**DIRECTIONS:**
Count the lines below that contain "this". Give only the number.

>> Begin RECORD EXCERPTS

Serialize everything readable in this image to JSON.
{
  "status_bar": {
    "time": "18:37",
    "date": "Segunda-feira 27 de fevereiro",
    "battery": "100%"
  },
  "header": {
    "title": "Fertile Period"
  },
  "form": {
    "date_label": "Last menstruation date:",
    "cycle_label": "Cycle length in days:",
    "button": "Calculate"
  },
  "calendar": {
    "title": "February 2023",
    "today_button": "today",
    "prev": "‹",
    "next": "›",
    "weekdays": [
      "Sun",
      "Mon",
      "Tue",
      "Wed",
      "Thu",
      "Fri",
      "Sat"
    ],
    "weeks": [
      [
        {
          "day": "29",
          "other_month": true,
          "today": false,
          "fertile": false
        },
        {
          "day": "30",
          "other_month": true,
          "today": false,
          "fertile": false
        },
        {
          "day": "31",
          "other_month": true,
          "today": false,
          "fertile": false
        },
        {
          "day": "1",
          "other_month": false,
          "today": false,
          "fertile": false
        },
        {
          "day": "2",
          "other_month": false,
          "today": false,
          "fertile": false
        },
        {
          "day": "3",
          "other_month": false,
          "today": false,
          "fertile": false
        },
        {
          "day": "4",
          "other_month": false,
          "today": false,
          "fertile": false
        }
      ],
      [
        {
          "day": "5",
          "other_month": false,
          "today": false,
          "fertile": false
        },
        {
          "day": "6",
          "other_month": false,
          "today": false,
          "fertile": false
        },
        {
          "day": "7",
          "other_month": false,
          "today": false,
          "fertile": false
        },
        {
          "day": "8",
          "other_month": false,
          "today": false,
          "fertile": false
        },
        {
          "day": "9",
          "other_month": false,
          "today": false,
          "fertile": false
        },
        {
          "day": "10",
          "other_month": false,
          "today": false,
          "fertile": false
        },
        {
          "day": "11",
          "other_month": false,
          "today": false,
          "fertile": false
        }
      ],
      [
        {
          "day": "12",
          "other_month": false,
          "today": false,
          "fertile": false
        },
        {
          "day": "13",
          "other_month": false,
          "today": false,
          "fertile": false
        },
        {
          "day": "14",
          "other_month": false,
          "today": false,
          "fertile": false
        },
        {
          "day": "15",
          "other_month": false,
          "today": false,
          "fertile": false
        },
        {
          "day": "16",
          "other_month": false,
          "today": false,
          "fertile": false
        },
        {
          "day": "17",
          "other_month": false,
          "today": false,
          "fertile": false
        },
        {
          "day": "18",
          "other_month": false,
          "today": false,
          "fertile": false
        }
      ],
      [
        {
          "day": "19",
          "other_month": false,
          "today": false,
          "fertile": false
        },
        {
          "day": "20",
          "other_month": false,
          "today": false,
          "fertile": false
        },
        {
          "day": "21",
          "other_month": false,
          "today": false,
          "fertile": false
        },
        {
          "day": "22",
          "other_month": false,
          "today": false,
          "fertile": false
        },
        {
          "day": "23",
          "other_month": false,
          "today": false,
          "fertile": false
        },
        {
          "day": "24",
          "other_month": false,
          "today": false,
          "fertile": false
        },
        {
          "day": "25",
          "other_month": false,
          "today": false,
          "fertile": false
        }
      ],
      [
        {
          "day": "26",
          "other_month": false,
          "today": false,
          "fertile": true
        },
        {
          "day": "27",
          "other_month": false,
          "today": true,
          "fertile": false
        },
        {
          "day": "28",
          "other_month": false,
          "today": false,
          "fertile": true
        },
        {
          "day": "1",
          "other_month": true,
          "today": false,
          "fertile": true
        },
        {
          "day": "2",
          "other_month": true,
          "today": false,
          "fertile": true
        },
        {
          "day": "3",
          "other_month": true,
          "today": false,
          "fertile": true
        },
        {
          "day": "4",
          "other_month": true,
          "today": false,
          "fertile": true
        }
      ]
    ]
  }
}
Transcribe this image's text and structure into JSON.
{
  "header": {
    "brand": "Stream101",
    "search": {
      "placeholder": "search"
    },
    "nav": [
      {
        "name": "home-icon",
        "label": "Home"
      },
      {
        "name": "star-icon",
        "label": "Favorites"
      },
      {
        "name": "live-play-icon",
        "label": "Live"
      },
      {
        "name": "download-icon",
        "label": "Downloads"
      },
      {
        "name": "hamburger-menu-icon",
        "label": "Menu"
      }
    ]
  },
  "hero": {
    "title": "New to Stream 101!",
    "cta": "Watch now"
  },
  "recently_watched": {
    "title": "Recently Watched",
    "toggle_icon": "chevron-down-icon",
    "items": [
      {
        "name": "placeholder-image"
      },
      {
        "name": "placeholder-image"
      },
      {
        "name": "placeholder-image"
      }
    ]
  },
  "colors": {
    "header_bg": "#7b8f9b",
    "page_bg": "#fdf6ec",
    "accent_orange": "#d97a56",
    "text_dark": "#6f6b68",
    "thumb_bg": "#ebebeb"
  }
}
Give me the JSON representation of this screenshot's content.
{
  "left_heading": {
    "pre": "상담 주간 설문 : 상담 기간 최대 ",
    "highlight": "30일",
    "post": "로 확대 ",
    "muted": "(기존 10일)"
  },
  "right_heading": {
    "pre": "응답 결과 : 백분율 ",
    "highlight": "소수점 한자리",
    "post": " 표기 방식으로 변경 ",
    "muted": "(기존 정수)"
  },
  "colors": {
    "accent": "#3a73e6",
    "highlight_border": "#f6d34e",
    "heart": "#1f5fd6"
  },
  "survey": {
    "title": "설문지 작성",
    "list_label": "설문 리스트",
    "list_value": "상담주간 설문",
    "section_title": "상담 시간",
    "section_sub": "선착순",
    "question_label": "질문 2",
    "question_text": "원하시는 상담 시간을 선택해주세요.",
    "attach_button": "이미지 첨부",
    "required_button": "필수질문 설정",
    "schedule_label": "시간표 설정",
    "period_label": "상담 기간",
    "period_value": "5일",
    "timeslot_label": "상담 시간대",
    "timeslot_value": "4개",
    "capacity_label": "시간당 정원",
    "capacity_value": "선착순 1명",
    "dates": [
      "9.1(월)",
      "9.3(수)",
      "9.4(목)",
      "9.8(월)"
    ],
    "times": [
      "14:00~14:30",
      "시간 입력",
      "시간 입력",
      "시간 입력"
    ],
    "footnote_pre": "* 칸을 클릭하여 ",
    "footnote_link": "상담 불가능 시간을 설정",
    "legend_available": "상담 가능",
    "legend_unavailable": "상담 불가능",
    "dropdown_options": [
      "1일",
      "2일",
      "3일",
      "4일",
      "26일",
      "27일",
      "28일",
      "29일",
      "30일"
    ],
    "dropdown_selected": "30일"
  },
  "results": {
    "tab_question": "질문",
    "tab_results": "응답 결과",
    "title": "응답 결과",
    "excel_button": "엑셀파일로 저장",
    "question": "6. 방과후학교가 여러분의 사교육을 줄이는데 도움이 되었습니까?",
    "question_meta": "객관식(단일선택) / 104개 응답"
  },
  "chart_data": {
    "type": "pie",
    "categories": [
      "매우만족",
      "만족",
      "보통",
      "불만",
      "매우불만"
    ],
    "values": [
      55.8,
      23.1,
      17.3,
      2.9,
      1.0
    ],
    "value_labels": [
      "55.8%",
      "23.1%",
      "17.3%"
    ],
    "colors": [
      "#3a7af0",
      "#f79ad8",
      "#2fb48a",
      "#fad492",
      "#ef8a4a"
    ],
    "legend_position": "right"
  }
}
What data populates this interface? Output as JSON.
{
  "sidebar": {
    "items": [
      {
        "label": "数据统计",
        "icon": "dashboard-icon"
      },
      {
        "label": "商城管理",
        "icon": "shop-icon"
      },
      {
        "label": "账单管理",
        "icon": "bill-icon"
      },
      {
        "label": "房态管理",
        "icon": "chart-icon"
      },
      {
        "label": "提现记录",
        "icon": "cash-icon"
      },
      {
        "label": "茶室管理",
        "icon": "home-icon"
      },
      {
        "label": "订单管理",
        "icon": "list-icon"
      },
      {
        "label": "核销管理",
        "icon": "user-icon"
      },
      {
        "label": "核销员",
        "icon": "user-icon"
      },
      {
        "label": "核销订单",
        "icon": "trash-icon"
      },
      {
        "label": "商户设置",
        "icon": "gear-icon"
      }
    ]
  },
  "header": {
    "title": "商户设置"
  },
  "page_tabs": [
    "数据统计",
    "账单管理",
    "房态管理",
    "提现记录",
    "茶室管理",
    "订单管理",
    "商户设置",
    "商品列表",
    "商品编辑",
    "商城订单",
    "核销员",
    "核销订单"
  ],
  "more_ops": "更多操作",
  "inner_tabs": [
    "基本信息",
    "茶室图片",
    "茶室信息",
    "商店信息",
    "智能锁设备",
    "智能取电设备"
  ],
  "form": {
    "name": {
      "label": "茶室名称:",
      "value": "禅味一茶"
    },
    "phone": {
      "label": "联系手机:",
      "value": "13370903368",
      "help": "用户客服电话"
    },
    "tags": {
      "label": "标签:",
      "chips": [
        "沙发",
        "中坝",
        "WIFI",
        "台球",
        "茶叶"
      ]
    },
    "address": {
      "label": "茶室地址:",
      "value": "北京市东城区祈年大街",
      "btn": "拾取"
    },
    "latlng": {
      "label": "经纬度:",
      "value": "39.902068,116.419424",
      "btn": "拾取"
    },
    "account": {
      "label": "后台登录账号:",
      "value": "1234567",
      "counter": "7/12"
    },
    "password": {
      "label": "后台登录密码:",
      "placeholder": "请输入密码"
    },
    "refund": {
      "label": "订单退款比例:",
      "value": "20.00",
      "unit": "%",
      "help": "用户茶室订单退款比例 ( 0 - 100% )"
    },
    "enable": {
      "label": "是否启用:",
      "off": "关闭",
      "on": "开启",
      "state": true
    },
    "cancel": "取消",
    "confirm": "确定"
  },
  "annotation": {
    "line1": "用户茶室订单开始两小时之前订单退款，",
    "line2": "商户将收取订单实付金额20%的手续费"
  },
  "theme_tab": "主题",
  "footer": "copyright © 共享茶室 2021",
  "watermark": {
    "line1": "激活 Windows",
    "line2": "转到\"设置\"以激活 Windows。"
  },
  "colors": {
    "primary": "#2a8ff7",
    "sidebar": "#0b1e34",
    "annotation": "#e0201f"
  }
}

>> End RECORD EXCERPTS

**EXERCISE SOLUTION:**
4